_Request_: Go through the entries one line at a time, and gather every line that has the word "sister".

_Records for this task_:

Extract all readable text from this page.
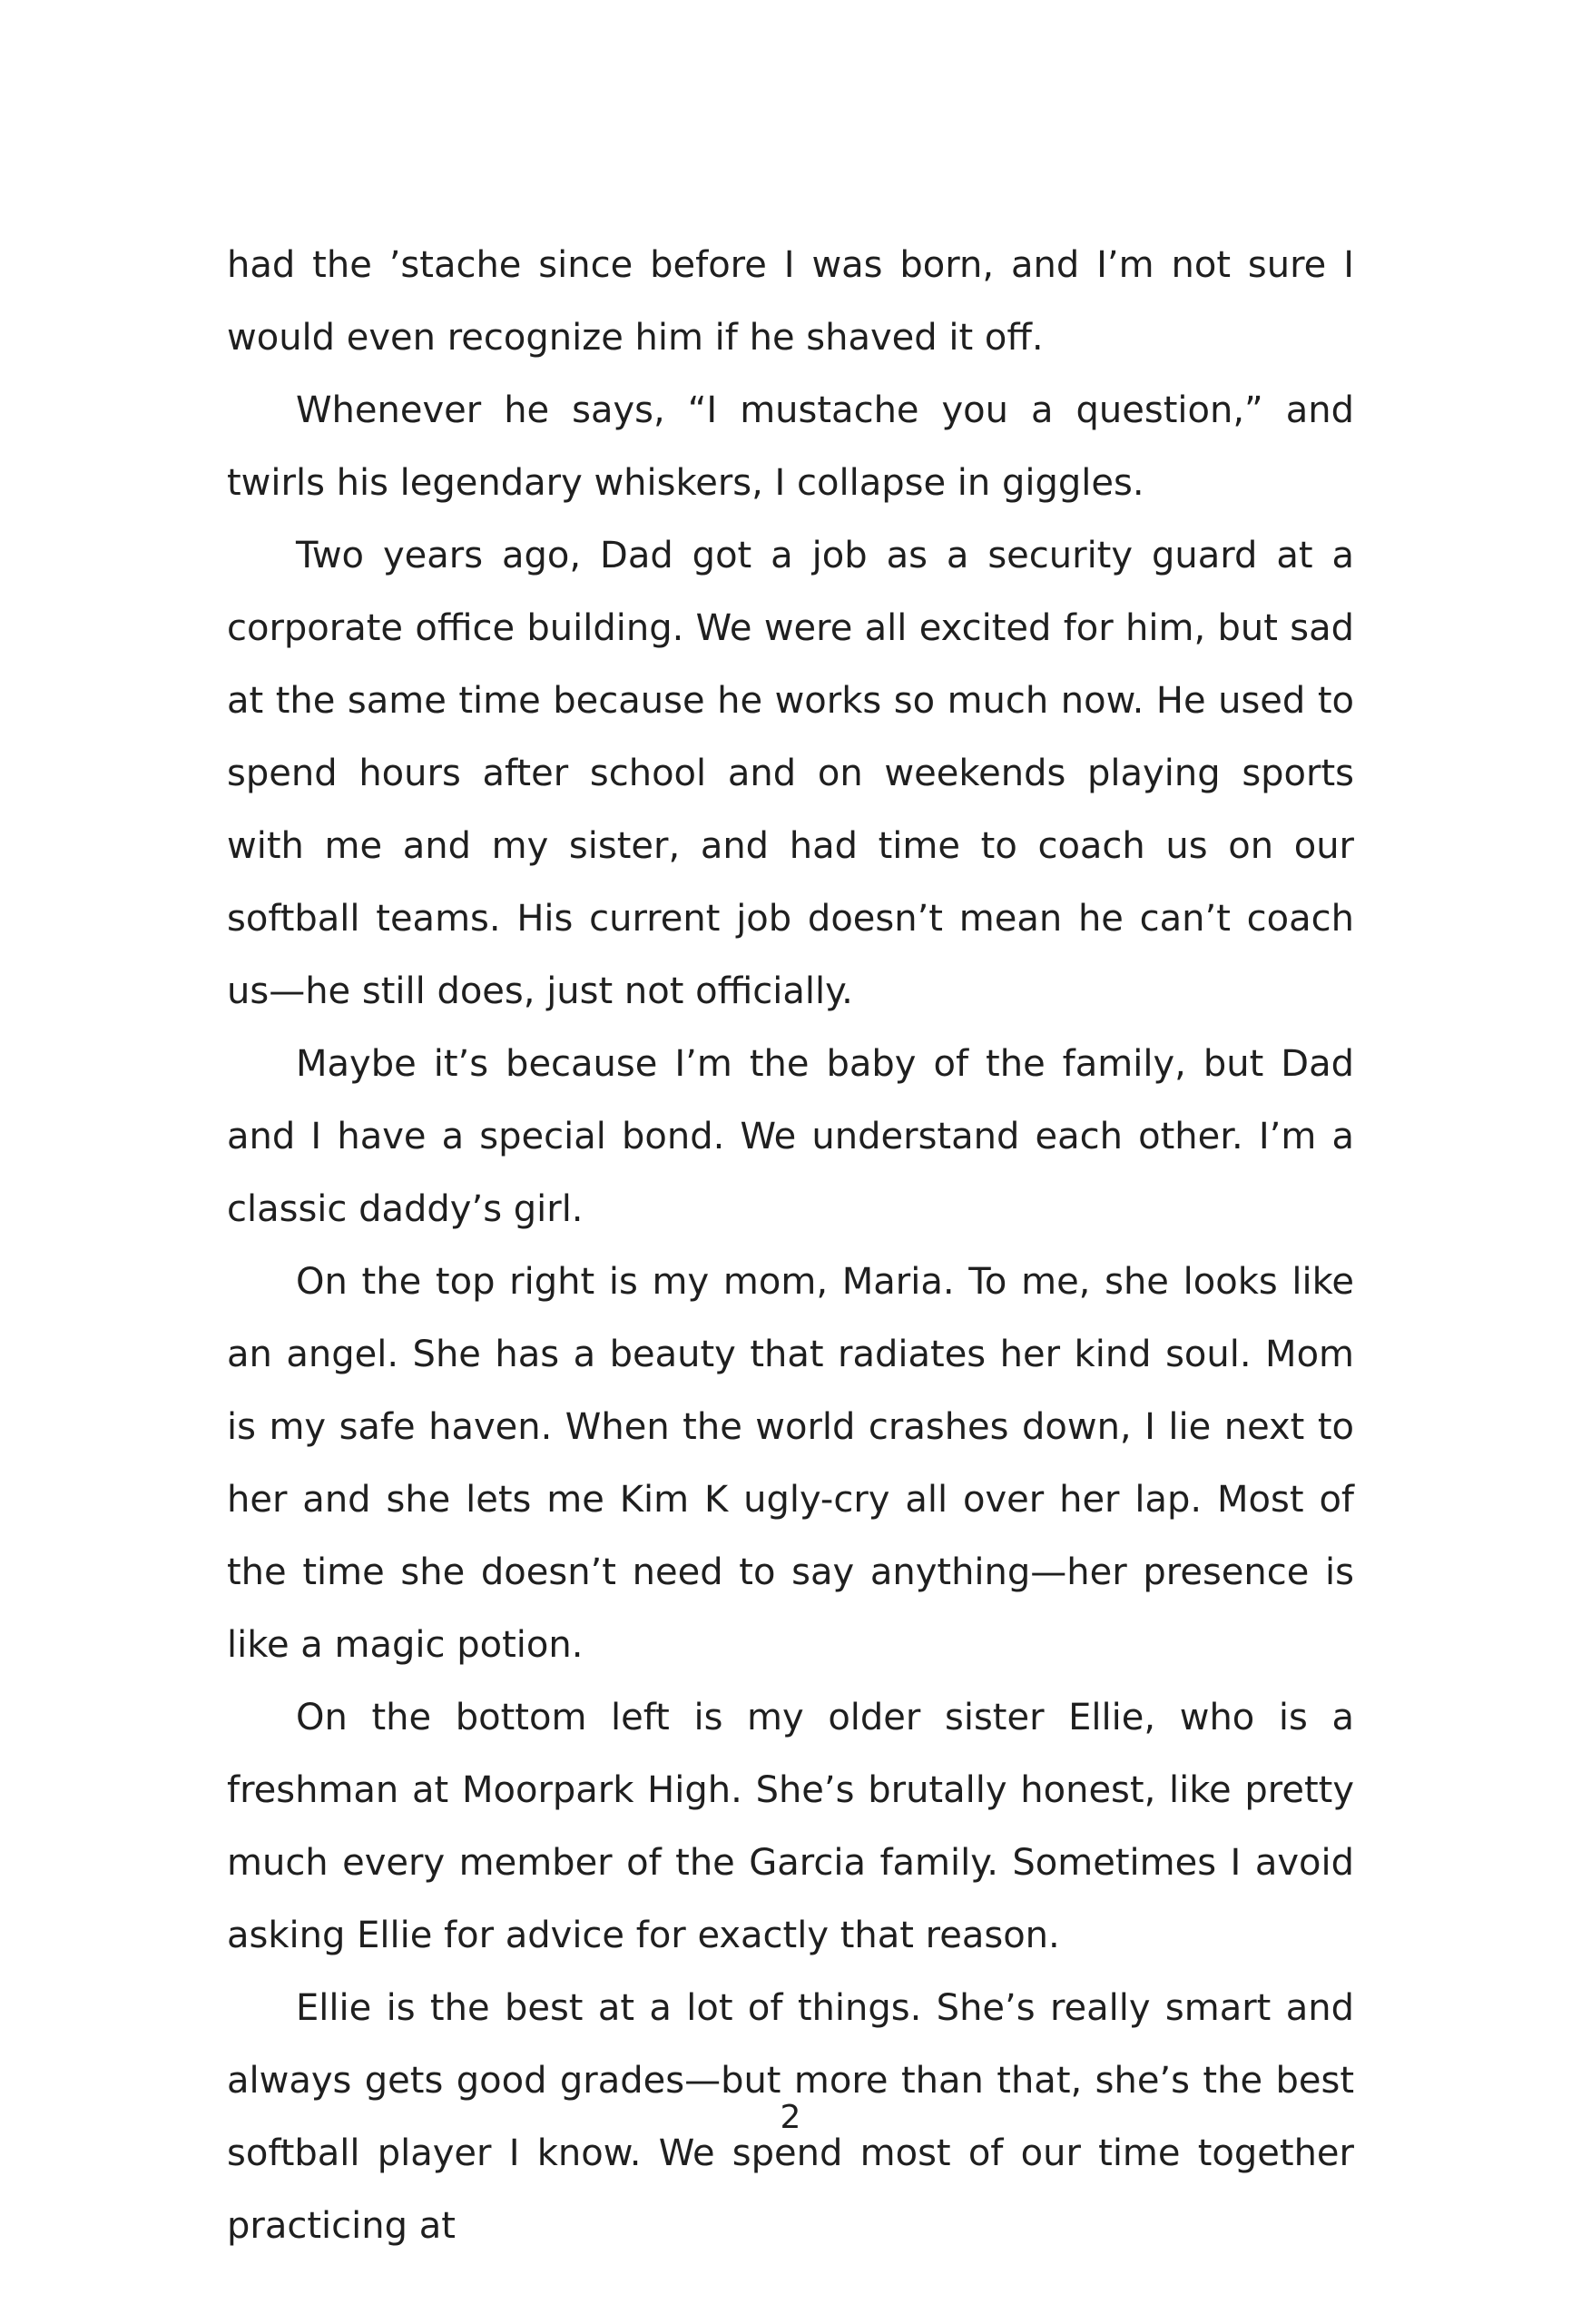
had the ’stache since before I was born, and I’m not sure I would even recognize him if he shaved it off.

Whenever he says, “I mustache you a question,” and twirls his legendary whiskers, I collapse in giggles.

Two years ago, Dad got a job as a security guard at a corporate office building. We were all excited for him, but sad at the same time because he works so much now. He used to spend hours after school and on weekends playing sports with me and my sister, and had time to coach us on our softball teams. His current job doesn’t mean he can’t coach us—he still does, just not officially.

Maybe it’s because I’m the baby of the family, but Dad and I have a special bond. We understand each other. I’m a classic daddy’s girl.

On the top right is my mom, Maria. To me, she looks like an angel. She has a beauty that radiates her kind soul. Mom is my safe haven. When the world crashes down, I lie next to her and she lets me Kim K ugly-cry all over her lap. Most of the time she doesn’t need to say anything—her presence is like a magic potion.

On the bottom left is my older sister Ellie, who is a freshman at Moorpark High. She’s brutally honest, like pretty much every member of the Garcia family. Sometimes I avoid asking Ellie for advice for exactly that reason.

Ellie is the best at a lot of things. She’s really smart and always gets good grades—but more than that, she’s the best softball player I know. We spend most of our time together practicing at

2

_Result below_:
Two years ago, Dad got a job as a security guard at a corporate office building. We were all excited for him, but sad at the same time because he works so much now. He used to spend hours after school and on weekends playing sports with me and my sister, and had time to coach us on our softball teams. His current job doesn’t mean he can’t coach us—he still does, just not officially.
On the bottom left is my older sister Ellie, who is a freshman at Moorpark High. She’s brutally honest, like pretty much every member of the Garcia family. Sometimes I avoid asking Ellie for advice for exactly that reason.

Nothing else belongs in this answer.